Begin

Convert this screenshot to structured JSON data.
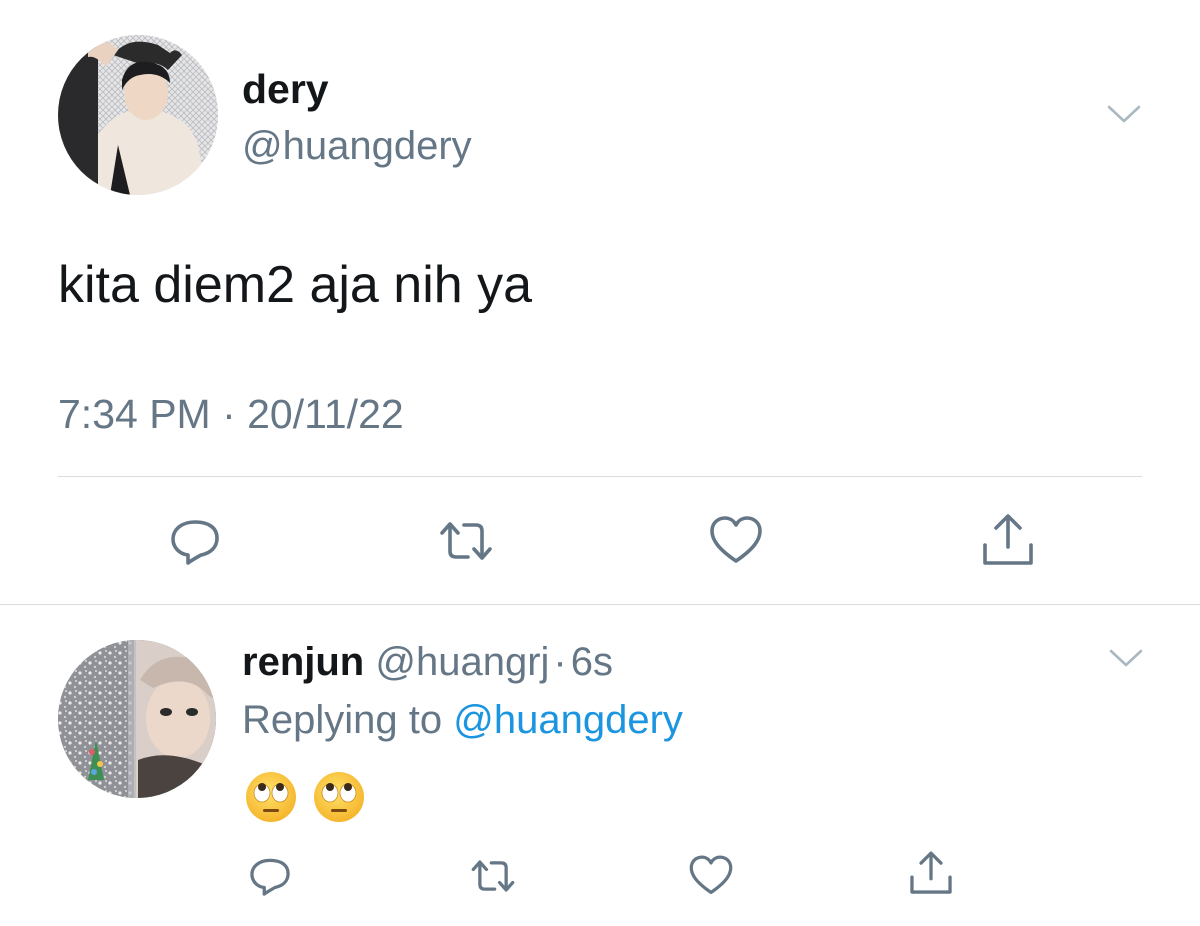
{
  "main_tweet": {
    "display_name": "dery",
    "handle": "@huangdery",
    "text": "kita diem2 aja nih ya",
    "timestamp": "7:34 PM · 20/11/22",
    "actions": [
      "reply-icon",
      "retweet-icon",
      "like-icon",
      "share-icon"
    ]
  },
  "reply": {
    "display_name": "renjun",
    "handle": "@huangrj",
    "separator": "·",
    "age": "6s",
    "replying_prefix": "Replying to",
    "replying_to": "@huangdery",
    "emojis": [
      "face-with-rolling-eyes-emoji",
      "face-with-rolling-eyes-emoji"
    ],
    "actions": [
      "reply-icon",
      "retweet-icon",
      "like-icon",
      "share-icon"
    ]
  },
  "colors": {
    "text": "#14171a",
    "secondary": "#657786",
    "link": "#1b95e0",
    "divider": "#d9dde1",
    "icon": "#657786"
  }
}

End
Begin

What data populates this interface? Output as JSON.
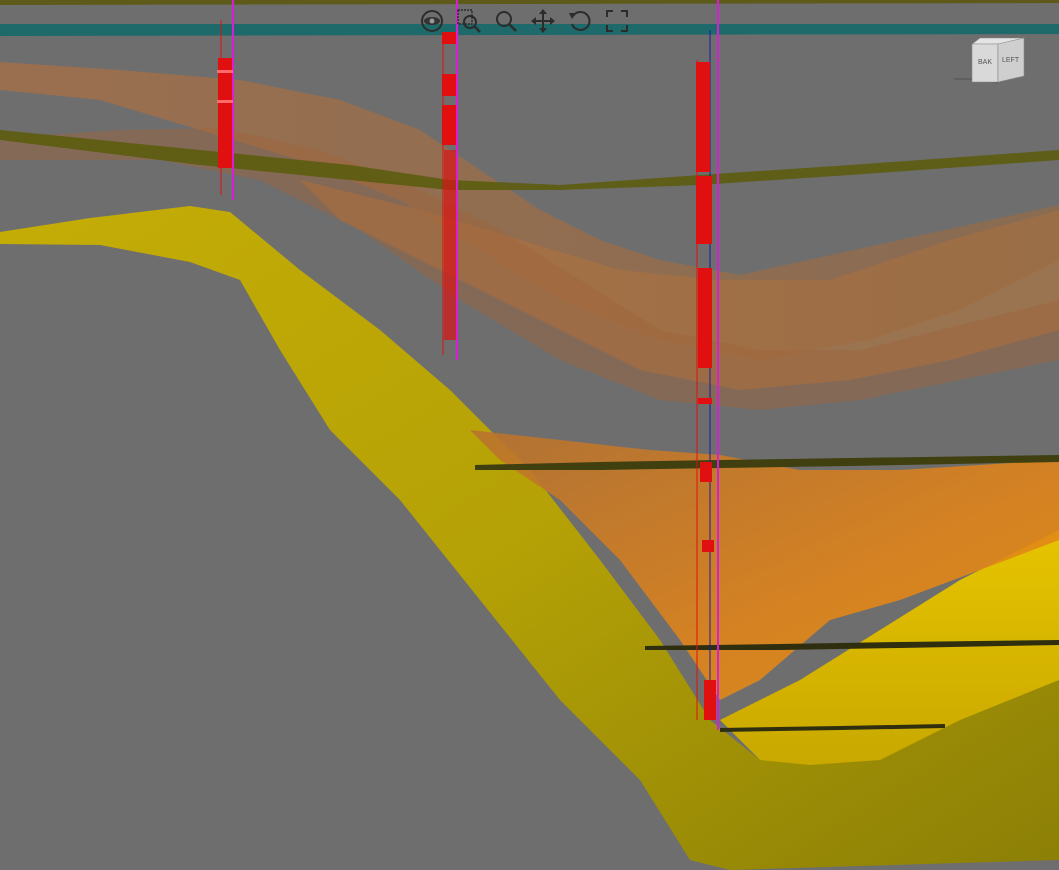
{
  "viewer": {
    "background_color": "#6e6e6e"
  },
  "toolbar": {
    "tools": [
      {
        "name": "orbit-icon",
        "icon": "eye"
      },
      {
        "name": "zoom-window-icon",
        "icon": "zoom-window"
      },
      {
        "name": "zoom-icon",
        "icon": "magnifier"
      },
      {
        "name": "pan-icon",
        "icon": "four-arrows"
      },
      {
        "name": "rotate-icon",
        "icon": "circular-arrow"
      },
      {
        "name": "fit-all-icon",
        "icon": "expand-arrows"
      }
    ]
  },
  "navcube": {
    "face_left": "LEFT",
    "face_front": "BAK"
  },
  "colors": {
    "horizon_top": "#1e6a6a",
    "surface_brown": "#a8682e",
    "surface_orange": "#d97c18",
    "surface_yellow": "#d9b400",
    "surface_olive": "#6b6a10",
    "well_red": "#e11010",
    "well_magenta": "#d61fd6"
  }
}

End
Begin

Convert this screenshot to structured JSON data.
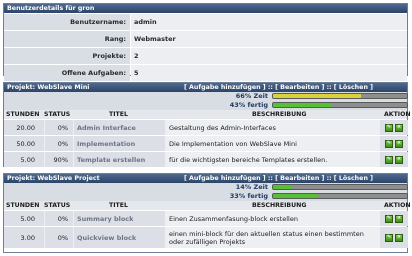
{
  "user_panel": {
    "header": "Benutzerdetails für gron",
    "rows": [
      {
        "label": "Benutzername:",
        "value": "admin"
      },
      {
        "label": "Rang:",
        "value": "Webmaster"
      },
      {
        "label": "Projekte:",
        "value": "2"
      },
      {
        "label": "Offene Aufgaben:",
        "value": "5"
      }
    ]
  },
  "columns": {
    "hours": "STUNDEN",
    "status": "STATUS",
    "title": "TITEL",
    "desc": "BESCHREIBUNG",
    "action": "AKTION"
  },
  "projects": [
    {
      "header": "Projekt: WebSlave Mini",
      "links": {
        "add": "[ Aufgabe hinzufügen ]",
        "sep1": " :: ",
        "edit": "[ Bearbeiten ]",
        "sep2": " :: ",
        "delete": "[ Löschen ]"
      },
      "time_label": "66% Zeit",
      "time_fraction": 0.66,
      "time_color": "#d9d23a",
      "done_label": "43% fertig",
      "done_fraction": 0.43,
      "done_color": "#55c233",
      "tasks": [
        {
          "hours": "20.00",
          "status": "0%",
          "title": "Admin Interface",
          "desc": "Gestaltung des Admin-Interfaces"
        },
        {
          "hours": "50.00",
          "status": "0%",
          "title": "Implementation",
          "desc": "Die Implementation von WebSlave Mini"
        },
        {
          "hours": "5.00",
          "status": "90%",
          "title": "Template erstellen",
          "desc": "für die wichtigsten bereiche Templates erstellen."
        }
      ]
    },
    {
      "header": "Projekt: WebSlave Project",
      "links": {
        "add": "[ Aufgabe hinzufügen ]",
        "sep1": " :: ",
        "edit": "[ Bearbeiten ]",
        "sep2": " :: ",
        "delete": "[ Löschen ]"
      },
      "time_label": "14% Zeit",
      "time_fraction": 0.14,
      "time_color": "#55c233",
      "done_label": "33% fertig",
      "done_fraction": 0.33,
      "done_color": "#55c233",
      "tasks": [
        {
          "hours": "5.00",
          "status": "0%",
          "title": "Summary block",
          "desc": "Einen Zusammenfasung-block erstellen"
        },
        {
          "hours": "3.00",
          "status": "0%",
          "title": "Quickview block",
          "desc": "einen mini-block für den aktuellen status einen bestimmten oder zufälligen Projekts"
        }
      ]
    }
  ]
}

End

STATED EXERCISE —
From the data above, pick out each line containing "hours" and copy it.

RESPONSE TO THE TASK —
    "hours": "STUNDEN",
          "hours": "20.00",
          "hours": "50.00",
          "hours": "5.00",
          "hours": "5.00",
          "hours": "3.00",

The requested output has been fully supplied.